# Listed entries
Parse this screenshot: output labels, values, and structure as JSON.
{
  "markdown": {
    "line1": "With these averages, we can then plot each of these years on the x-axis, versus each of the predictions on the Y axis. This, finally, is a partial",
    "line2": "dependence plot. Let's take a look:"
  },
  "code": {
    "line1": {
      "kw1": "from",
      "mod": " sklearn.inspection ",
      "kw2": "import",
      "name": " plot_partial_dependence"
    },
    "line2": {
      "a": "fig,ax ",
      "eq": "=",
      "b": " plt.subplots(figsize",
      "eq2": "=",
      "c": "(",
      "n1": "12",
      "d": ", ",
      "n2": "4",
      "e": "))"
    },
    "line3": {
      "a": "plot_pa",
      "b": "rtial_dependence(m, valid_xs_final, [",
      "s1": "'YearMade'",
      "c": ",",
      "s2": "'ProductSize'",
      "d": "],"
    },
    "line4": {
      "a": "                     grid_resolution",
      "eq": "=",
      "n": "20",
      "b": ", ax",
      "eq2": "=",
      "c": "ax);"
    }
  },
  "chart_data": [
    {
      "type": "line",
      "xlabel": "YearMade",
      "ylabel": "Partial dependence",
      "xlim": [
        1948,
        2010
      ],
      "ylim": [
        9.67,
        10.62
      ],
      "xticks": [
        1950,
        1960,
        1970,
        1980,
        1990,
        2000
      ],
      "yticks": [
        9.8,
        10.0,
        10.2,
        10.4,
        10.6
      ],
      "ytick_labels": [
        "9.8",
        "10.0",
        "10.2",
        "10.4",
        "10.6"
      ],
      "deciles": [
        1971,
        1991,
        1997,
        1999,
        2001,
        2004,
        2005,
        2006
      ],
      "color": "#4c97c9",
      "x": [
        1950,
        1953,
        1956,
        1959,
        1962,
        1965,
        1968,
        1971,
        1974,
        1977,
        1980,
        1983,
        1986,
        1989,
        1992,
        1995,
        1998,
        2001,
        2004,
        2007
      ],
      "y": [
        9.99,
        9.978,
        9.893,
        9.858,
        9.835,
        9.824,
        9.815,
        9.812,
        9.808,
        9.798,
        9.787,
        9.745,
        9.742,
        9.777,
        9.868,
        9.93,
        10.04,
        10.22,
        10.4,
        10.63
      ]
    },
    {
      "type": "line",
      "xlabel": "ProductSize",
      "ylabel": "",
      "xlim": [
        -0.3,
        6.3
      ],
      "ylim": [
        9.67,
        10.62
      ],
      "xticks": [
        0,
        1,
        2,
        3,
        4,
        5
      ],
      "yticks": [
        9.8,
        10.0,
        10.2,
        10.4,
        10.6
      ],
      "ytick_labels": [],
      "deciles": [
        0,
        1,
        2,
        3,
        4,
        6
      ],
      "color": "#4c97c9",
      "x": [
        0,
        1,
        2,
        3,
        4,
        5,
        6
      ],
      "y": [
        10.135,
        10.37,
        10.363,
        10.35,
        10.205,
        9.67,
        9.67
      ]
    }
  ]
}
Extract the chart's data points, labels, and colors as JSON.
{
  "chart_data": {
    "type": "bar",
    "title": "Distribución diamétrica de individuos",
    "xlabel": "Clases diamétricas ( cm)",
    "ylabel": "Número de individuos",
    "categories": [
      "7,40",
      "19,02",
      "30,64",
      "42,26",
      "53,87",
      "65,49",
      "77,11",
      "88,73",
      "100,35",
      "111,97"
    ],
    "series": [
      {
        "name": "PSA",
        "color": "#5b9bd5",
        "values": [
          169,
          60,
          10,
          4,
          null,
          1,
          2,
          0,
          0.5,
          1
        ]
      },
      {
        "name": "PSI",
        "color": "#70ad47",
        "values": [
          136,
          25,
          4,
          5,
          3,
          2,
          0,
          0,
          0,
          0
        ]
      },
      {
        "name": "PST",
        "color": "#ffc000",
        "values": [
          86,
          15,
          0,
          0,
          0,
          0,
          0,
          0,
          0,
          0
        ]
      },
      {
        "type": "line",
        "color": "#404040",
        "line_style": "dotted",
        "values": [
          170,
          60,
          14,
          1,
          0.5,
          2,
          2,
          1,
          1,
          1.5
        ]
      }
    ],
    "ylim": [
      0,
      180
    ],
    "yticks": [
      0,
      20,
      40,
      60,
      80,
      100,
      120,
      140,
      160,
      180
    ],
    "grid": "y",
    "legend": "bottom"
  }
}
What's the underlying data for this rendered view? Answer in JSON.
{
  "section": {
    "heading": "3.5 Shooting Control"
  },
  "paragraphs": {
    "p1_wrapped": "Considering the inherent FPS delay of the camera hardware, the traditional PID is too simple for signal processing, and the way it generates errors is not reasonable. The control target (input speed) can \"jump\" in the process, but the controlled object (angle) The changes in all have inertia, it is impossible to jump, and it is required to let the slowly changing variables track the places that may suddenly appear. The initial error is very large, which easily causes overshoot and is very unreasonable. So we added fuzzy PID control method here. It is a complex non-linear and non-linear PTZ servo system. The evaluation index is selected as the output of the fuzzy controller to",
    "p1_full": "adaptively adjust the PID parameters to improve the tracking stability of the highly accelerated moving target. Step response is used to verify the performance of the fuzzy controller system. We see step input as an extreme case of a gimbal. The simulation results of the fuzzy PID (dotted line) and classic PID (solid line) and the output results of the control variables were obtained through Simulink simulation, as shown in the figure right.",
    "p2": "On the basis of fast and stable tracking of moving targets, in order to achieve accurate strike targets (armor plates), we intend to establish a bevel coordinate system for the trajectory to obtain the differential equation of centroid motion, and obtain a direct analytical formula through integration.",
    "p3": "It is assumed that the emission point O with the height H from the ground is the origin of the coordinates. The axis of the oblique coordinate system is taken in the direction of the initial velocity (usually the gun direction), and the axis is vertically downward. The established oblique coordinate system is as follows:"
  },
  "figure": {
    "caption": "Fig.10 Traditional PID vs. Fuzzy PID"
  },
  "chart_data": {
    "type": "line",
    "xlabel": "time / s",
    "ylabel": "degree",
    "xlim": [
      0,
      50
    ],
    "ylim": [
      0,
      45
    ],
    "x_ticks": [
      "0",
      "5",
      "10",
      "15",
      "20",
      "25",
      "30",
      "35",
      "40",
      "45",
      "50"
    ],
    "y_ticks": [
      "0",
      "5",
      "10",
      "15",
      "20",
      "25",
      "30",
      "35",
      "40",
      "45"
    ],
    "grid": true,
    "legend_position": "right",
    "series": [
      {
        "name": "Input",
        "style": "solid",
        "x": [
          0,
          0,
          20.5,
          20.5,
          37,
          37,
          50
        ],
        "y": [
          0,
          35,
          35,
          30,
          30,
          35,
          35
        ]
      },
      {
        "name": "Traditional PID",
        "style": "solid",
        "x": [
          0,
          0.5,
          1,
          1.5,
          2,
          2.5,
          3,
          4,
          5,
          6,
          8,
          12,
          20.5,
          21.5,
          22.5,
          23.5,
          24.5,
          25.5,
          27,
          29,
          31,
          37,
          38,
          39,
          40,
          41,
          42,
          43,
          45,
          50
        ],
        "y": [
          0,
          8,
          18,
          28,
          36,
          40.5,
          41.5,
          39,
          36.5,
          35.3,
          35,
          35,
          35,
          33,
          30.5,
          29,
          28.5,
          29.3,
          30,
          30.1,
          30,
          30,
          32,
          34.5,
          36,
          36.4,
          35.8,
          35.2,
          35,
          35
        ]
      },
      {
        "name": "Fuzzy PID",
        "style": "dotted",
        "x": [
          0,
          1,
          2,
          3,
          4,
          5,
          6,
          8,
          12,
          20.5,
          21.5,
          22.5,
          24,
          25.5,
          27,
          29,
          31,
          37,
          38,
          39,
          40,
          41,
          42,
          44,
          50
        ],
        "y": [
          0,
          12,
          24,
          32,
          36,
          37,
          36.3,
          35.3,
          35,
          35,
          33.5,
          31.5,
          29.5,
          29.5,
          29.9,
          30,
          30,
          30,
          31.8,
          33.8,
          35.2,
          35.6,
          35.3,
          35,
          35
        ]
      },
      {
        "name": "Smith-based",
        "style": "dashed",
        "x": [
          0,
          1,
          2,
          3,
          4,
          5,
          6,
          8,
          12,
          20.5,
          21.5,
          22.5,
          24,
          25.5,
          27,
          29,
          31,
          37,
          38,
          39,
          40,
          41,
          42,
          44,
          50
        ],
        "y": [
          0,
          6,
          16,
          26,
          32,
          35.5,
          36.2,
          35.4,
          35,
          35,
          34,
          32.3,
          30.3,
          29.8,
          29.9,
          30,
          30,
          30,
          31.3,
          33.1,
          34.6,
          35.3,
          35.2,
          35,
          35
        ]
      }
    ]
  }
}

# What needs to be done
How many lines in the records above contain the word "type"? Give only the number.

# Exercise answer
5